Pictures should be excluded; otherwise, copy every entry exactly.

## begin

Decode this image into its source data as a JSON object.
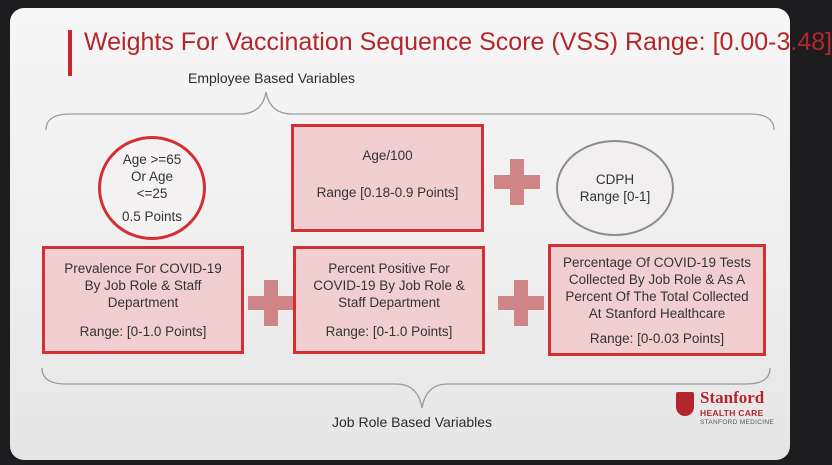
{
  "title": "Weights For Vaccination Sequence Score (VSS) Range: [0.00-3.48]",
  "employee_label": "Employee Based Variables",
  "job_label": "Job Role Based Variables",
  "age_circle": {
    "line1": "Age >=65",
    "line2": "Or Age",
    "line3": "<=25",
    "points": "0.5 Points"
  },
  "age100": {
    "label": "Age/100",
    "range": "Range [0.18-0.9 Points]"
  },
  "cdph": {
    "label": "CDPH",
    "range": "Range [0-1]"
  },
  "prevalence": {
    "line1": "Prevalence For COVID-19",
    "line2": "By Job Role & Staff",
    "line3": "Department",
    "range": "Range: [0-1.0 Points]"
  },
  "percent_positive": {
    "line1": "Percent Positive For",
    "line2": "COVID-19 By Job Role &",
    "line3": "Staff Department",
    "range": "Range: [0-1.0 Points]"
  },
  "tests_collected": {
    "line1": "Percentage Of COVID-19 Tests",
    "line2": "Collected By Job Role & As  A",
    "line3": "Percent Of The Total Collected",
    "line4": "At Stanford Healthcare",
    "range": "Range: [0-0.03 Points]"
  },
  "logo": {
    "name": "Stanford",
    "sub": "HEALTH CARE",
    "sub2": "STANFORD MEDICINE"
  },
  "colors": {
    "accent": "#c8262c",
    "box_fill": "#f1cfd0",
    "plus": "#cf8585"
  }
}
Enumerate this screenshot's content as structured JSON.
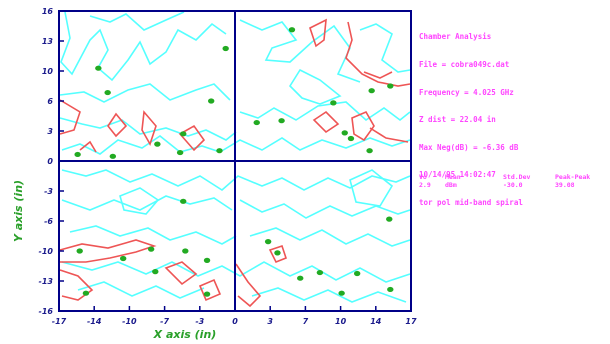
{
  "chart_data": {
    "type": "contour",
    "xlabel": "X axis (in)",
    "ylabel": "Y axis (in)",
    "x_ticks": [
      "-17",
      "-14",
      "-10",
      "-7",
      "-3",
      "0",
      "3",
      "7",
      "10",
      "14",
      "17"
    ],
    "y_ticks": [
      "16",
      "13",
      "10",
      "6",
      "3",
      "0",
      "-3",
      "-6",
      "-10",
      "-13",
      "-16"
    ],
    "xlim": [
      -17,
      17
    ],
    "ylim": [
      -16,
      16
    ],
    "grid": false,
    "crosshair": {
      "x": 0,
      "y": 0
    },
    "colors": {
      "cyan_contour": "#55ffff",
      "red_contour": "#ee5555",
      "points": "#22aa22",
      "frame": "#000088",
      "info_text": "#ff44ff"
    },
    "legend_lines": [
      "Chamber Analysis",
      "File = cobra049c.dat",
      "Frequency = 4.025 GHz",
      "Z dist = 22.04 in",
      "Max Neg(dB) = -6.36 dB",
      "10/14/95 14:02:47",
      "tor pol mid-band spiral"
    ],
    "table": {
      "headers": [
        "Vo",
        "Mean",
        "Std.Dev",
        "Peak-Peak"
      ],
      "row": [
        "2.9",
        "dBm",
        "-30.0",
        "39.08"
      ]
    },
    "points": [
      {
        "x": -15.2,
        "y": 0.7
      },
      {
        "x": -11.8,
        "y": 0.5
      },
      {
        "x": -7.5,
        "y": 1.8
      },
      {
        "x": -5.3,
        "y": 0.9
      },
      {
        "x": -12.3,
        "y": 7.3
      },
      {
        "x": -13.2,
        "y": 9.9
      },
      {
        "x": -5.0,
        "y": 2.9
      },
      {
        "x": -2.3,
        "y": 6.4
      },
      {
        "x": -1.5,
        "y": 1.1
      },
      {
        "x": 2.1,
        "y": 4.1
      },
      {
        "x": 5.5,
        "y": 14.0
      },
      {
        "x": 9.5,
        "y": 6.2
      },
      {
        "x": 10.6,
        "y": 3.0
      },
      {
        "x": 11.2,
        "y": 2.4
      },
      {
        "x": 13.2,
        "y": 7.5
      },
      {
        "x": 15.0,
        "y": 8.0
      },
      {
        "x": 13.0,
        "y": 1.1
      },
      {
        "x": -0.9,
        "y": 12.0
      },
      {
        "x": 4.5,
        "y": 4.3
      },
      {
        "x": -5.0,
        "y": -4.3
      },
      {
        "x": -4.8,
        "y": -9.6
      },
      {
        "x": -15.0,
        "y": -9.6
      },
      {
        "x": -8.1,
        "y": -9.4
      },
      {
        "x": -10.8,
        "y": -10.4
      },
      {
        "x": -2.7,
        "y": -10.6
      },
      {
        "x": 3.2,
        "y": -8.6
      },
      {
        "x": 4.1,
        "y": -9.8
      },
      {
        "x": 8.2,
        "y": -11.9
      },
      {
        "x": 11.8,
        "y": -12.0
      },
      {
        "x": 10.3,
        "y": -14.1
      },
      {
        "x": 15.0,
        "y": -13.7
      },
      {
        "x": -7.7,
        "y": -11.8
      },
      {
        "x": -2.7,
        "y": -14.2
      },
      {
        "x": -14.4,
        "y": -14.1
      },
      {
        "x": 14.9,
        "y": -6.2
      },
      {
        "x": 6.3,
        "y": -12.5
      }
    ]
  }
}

## end

Exercise response:
Decode this image into its source data as a JSON object.
{
  "title": "Weights For Vaccination Sequence Score (VSS) Range: [0.00-3.48]",
  "employee_label": "Employee Based Variables",
  "job_label": "Job Role Based Variables",
  "age_circle": {
    "line1": "Age >=65",
    "line2": "Or Age",
    "line3": "<=25",
    "points": "0.5 Points"
  },
  "age100": {
    "label": "Age/100",
    "range": "Range [0.18-0.9 Points]"
  },
  "cdph": {
    "label": "CDPH",
    "range": "Range [0-1]"
  },
  "prevalence": {
    "line1": "Prevalence For COVID-19",
    "line2": "By Job Role & Staff",
    "line3": "Department",
    "range": "Range: [0-1.0 Points]"
  },
  "percent_positive": {
    "line1": "Percent Positive For",
    "line2": "COVID-19 By Job Role &",
    "line3": "Staff Department",
    "range": "Range: [0-1.0 Points]"
  },
  "tests_collected": {
    "line1": "Percentage Of COVID-19 Tests",
    "line2": "Collected By Job Role & As  A",
    "line3": "Percent Of The Total Collected",
    "line4": "At Stanford Healthcare",
    "range": "Range: [0-0.03 Points]"
  },
  "logo": {
    "name": "Stanford",
    "sub": "HEALTH CARE",
    "sub2": "STANFORD MEDICINE"
  },
  "colors": {
    "accent": "#c8262c",
    "box_fill": "#f1cfd0",
    "plus": "#cf8585"
  }
}
Enumerate this screenshot's content as structured JSON.
{
  "chart_data": {
    "type": "contour",
    "xlabel": "X axis (in)",
    "ylabel": "Y axis (in)",
    "x_ticks": [
      "-17",
      "-14",
      "-10",
      "-7",
      "-3",
      "0",
      "3",
      "7",
      "10",
      "14",
      "17"
    ],
    "y_ticks": [
      "16",
      "13",
      "10",
      "6",
      "3",
      "0",
      "-3",
      "-6",
      "-10",
      "-13",
      "-16"
    ],
    "xlim": [
      -17,
      17
    ],
    "ylim": [
      -16,
      16
    ],
    "grid": false,
    "crosshair": {
      "x": 0,
      "y": 0
    },
    "colors": {
      "cyan_contour": "#55ffff",
      "red_contour": "#ee5555",
      "points": "#22aa22",
      "frame": "#000088",
      "info_text": "#ff44ff"
    },
    "legend_lines": [
      "Chamber Analysis",
      "File = cobra049c.dat",
      "Frequency = 4.025 GHz",
      "Z dist = 22.04 in",
      "Max Neg(dB) = -6.36 dB",
      "10/14/95 14:02:47",
      "tor pol mid-band spiral"
    ],
    "table": {
      "headers": [
        "Vo",
        "Mean",
        "Std.Dev",
        "Peak-Peak"
      ],
      "row": [
        "2.9",
        "dBm",
        "-30.0",
        "39.08"
      ]
    },
    "points": [
      {
        "x": -15.2,
        "y": 0.7
      },
      {
        "x": -11.8,
        "y": 0.5
      },
      {
        "x": -7.5,
        "y": 1.8
      },
      {
        "x": -5.3,
        "y": 0.9
      },
      {
        "x": -12.3,
        "y": 7.3
      },
      {
        "x": -13.2,
        "y": 9.9
      },
      {
        "x": -5.0,
        "y": 2.9
      },
      {
        "x": -2.3,
        "y": 6.4
      },
      {
        "x": -1.5,
        "y": 1.1
      },
      {
        "x": 2.1,
        "y": 4.1
      },
      {
        "x": 5.5,
        "y": 14.0
      },
      {
        "x": 9.5,
        "y": 6.2
      },
      {
        "x": 10.6,
        "y": 3.0
      },
      {
        "x": 11.2,
        "y": 2.4
      },
      {
        "x": 13.2,
        "y": 7.5
      },
      {
        "x": 15.0,
        "y": 8.0
      },
      {
        "x": 13.0,
        "y": 1.1
      },
      {
        "x": -0.9,
        "y": 12.0
      },
      {
        "x": 4.5,
        "y": 4.3
      },
      {
        "x": -5.0,
        "y": -4.3
      },
      {
        "x": -4.8,
        "y": -9.6
      },
      {
        "x": -15.0,
        "y": -9.6
      },
      {
        "x": -8.1,
        "y": -9.4
      },
      {
        "x": -10.8,
        "y": -10.4
      },
      {
        "x": -2.7,
        "y": -10.6
      },
      {
        "x": 3.2,
        "y": -8.6
      },
      {
        "x": 4.1,
        "y": -9.8
      },
      {
        "x": 8.2,
        "y": -11.9
      },
      {
        "x": 11.8,
        "y": -12.0
      },
      {
        "x": 10.3,
        "y": -14.1
      },
      {
        "x": 15.0,
        "y": -13.7
      },
      {
        "x": -7.7,
        "y": -11.8
      },
      {
        "x": -2.7,
        "y": -14.2
      },
      {
        "x": -14.4,
        "y": -14.1
      },
      {
        "x": 14.9,
        "y": -6.2
      },
      {
        "x": 6.3,
        "y": -12.5
      }
    ]
  }
}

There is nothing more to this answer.